> [EXERCISE REQUIREMENTS]
Copy out each line that mentions the word "document".

┌──

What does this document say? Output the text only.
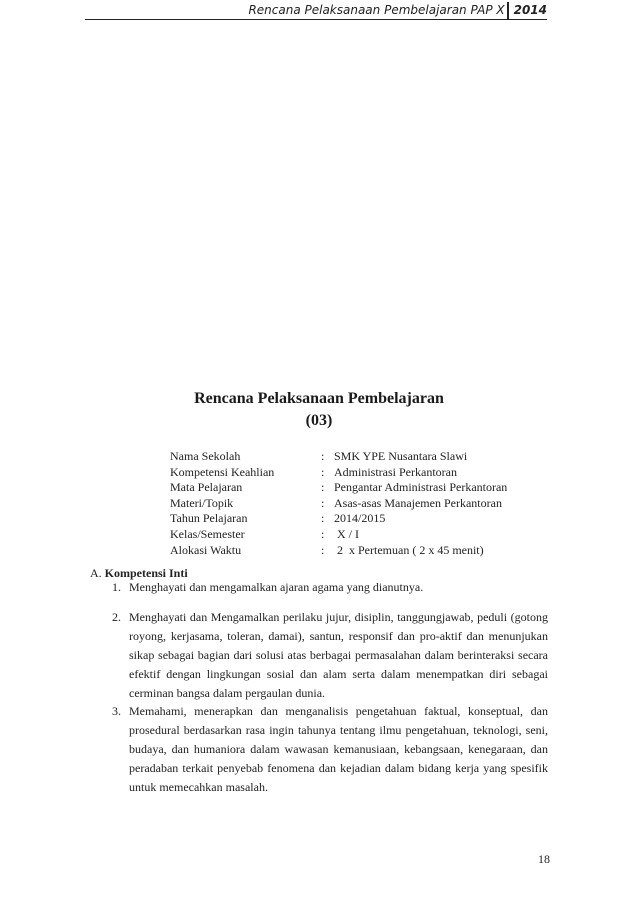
Rencana Pelaksanaan Pembelajaran PAP X 2014
Rencana Pelaksanaan Pembelajaran
(03)
Nama Sekolah	: SMK YPE Nusantara Slawi
Kompetensi Keahlian	: Administrasi Perkantoran
Mata Pelajaran	: Pengantar Administrasi Perkantoran
Materi/Topik	: Asas-asas Manajemen Perkantoran
Tahun Pelajaran	: 2014/2015
Kelas/Semester	: X / I
Alokasi Waktu	: 2  x Pertemuan ( 2 x 45 menit)
A. Kompetensi Inti
1. Menghayati dan mengamalkan ajaran agama yang dianutnya.
2. Menghayati dan Mengamalkan perilaku jujur, disiplin, tanggungjawab, peduli (gotong royong, kerjasama, toleran, damai), santun, responsif dan pro-aktif dan menunjukan sikap sebagai bagian dari solusi atas berbagai permasalahan dalam berinteraksi secara efektif dengan lingkungan sosial dan alam serta dalam menempatkan diri sebagai cerminan bangsa dalam pergaulan dunia.
3. Memahami, menerapkan dan menganalisis pengetahuan faktual, konseptual, dan prosedural berdasarkan rasa ingin tahunya tentang ilmu pengetahuan, teknologi, seni, budaya, dan humaniora dalam wawasan kemanusiaan, kebangsaan, kenegaraan, dan peradaban terkait penyebab fenomena dan kejadian dalam bidang kerja yang spesifik untuk memecahkan masalah.
18
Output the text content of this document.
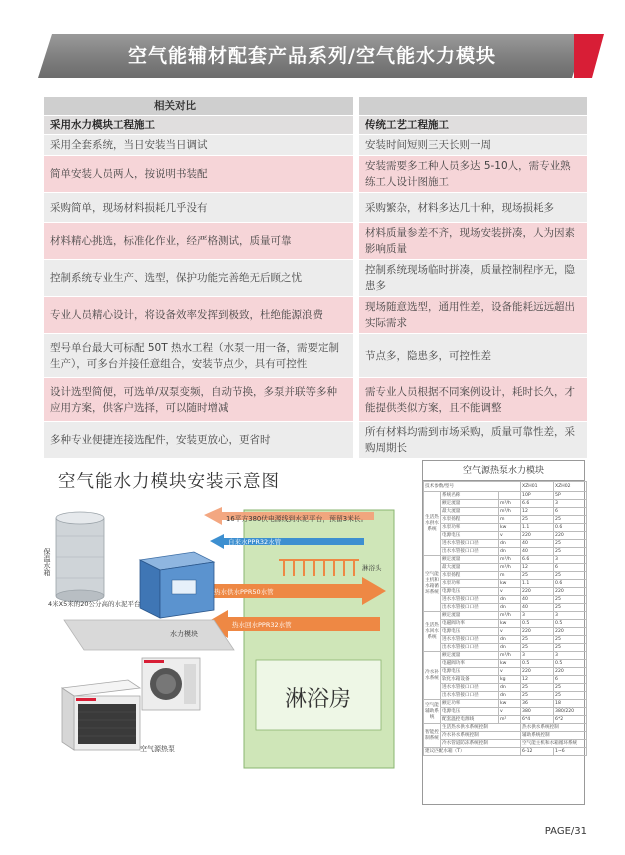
空气能辅材配套产品系列/空气能水力模块
相关对比	
采用水力模块工程施工	传统工艺工程施工
采用全套系统，当日安装当日调试	安装时间短则三天长则一周
简单安装人员两人，按说明书装配	安装需要多工种人员多达 5-10人，需专业熟练工人设计图施工
采购简单，现场材料损耗几乎没有	采购繁杂，材料多达几十种，现场损耗多
材料精心挑选，标准化作业，经严格测试，质量可靠	材料质量参差不齐，现场安装拼凑，人为因素影响质量
控制系统专业生产、选型，保护功能完善绝无后顾之忧	控制系统现场临时拼凑，质量控制程序无，隐患多
专业人员精心设计，将设备效率发挥到极致，杜绝能源浪费	现场随意选型，通用性差，设备能耗远远超出实际需求
型号单台最大可标配 50T 热水工程（水泵一用一备，需要定制生产），可多台并接任意组合，安装节点少，具有可控性	节点多，隐患多，可控性差
设计选型简便，可选单/双泵变频，自动节换，多泵并联等多种应用方案，供客户选择，可以随时增减	需专业人员根据不同案例设计，耗时长久，才能提供类似方案，且不能调整
多种专业便捷连接选配件，安装更放心，更省时	所有材料均需到市场采购，质量可靠性差，采购周期长
空气能水力模块安装示意图
淋浴房
16平方380伏电源线到水泥平台，预留3米长。
自来水PPR32水管
淋浴头
热水供水PPR50水管
热水回水PPR32水管
保温水箱
4米X5米的20公分高的水泥平台
水力模块
空气源热泵
空气源热泵水力模块
技术参数/型号			XZH01	XZH02
生活热水供水系统	系统名称		10P	5P
	额定流量	m³/h	6.6	3
	最大流量	m³/h	12	6
	水泵扬程	m	25	25
	水泵功率	kw	1.1	0.6
	电源电压	v	220	220
	进水水管接口口径	dn	40	25
	出水水管接口口径	dn	40	25
空气能主机和水箱循环系统	额定流量	m³/h	6.6	3
	最大流量	m³/h	12	6
	水泵扬程	m	25	25
	水泵功率	kw	1.1	0.6
	电源电压	v	220	220
	进水水管接口口径	dn	40	25
	出水水管接口口径	dn	40	25
生活热水回水系统	额定流量	m³/h	3	3
	电磁阀功率	kw	0.5	0.5
	电源电压	v	220	220
	进水水管接口口径	dn	25	25
	出水水管接口口径	dn	25	25
冷水补水系统	额定流量	m³/h	3	3
	电磁阀功率	kw	0.5	0.5
	电源电压	v	220	220
	软化水箱设备	kg	12	6
	进水水管接口口径	dn	25	25
	出水水管接口口径	dn	25	25
空气能辅助系统	额定功率	kw	36	18
	电源电压	v	380	380/220
	配套温控电源线	m²	6*4	6*2
智能控制系统	生活热水供水系统控制		热水供水系统控制	
	冷水补水系统控制		辅助系统控制	
	冷水管道防冻系统控制		空气能主机和水箱循环系统	
建议匹配水箱（T）			6-12	1~6
PAGE/31
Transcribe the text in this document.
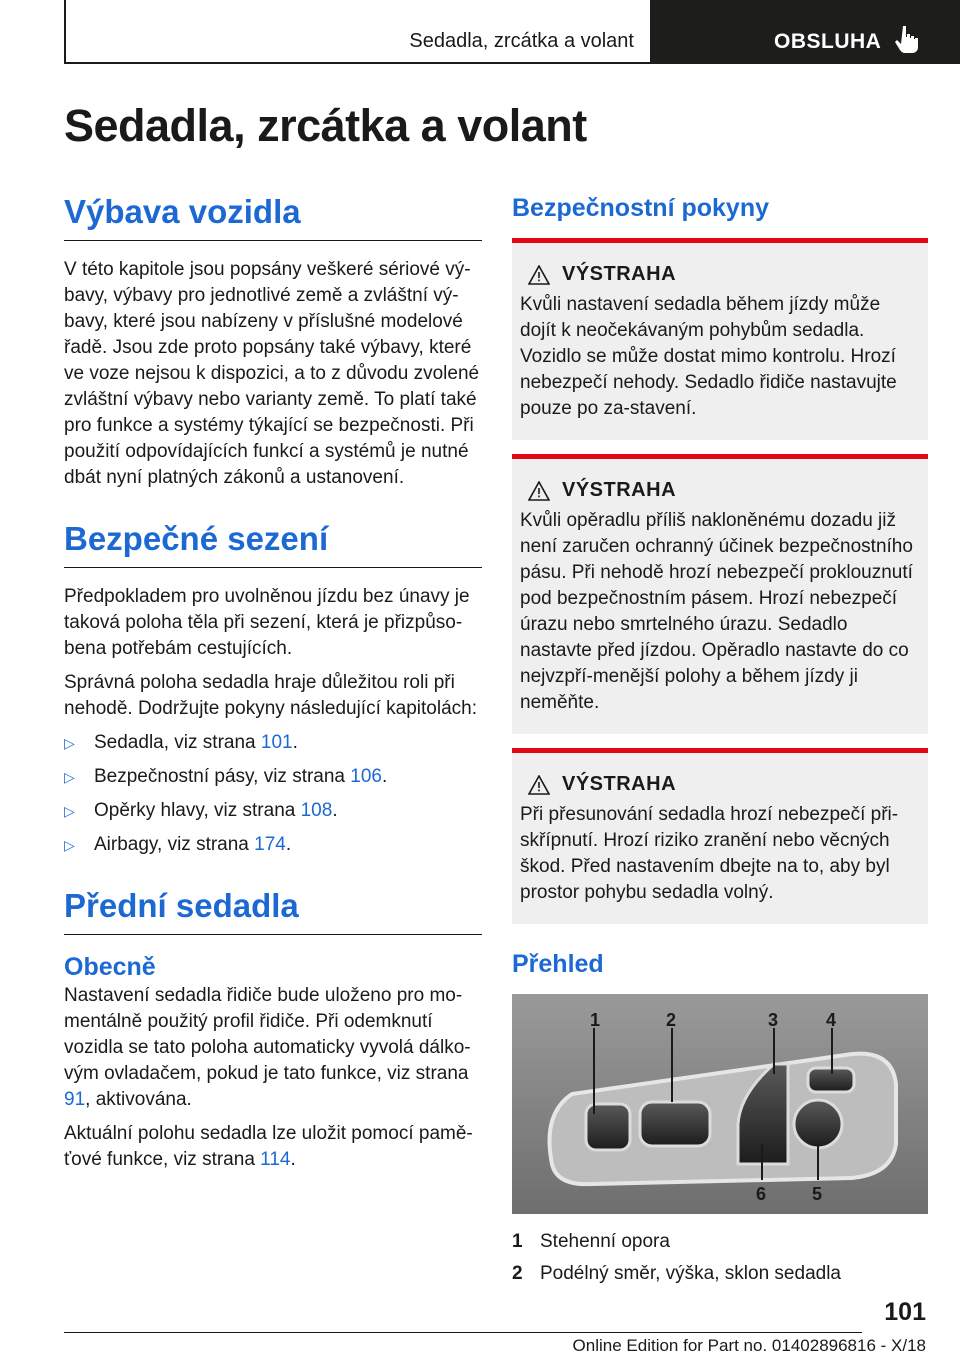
Sedadla, zrcátka a volant	OBSLUHA
Sedadla, zrcátka a volant
Výbava vozidla

V této kapitole jsou popsány veškeré sériové vý-bavy, výbavy pro jednotlivé země a zvláštní vý-bavy, které jsou nabízeny v příslušné modelové řadě. Jsou zde proto popsány také výbavy, které ve voze nejsou k dispozici, a to z důvodu zvolené zvláštní výbavy nebo varianty země. To platí také pro funkce a systémy týkající se bezpečnosti. Při použití odpovídajících funkcí a systémů je nutné dbát nyní platných zákonů a ustanovení.

Bezpečné sezení

Předpokladem pro uvolněnou jízdu bez únavy je taková poloha těla při sezení, která je přizpůso-bena potřebám cestujících.

Správná poloha sedadla hraje důležitou roli při nehodě. Dodržujte pokyny následující kapitolách:

▷ Sedadla, viz strana 101.
▷ Bezpečnostní pásy, viz strana 106.
▷ Opěrky hlavy, viz strana 108.
▷ Airbagy, viz strana 174.
Přední sedadla
Obecně

Nastavení sedadla řidiče bude uloženo pro mo-mentálně použitý profil řidiče. Při odemknutí vozidla se tato poloha automaticky vyvolá dálko-vým ovladačem, pokud je tato funkce, viz strana 91, aktivována.

Aktuální polohu sedadla lze uložit pomocí pamě-ťové funkce, viz strana 114.

Bezpečnostní pokyny
VÝSTRAHA

Kvůli nastavení sedadla během jízdy může dojít k neočekávaným pohybům sedadla. Vozidlo se může dostat mimo kontrolu. Hrozí nebezpečí nehody. Sedadlo řidiče nastavujte pouze po za-stavení.

VÝSTRAHA

Kvůli opěradlu příliš nakloněnému dozadu již není zaručen ochranný účinek bezpečnostního pásu. Při nehodě hrozí nebezpečí proklouznutí pod bezpečnostním pásem. Hrozí nebezpečí úrazu nebo smrtelného úrazu. Sedadlo nastavte před jízdou. Opěradlo nastavte do co nejvzpří-menější polohy a během jízdy ji neměňte.

VÝSTRAHA

Při přesunování sedadla hrozí nebezpečí při-skřípnutí. Hrozí riziko zranění nebo věcných škod. Před nastavením dbejte na to, aby byl prostor pohybu sedadla volný.

Přehled
1	2	3	4
5
6
1 Stehenní opora
2 Podélný směr, výška, sklon sedadla
101
Online Edition for Part no. 01402896816 - X/18
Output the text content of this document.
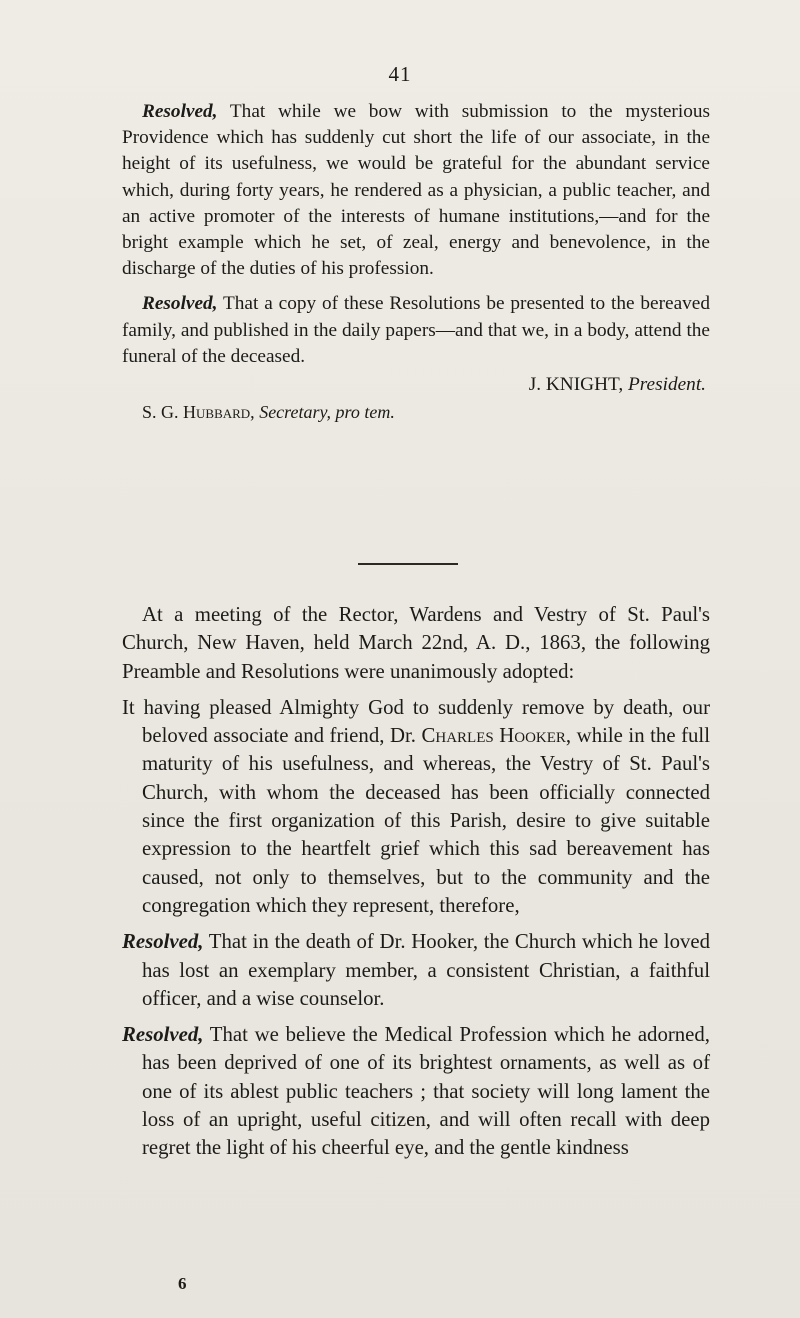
41

Resolved, That while we bow with submission to the mysterious Providence which has suddenly cut short the life of our associate, in the height of its usefulness, we would be grateful for the abundant service which, during forty years, he rendered as a physician, a public teacher, and an active promoter of the interests of humane institutions,—and for the bright example which he set, of zeal, energy and benevolence, in the discharge of the duties of his profession.

Resolved, That a copy of these Resolutions be presented to the bereaved family, and published in the daily papers—and that we, in a body, attend the funeral of the deceased.

J. KNIGHT, President.
S. G. Hubbard, Secretary, pro tem.

At a meeting of the Rector, Wardens and Vestry of St. Paul's Church, New Haven, held March 22nd, A. D., 1863, the following Preamble and Resolutions were unanimously adopted:

It having pleased Almighty God to suddenly remove by death, our beloved associate and friend, Dr. Charles Hooker, while in the full maturity of his usefulness, and whereas, the Vestry of St. Paul's Church, with whom the deceased has been officially connected since the first organization of this Parish, desire to give suitable expression to the heartfelt grief which this sad bereavement has caused, not only to themselves, but to the community and the congregation which they represent, therefore,

Resolved, That in the death of Dr. Hooker, the Church which he loved has lost an exemplary member, a consistent Christian, a faithful officer, and a wise counselor.

Resolved, That we believe the Medical Profession which he adorned, has been deprived of one of its brightest ornaments, as well as of one of its ablest public teachers ; that society will long lament the loss of an upright, useful citizen, and will often recall with deep regret the light of his cheerful eye, and the gentle kindness

6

└──

> [REPLY]
What does this document say? Output the text only.
Output the text content of this document.
Transcribe the text in this document.
Output the text content of this document.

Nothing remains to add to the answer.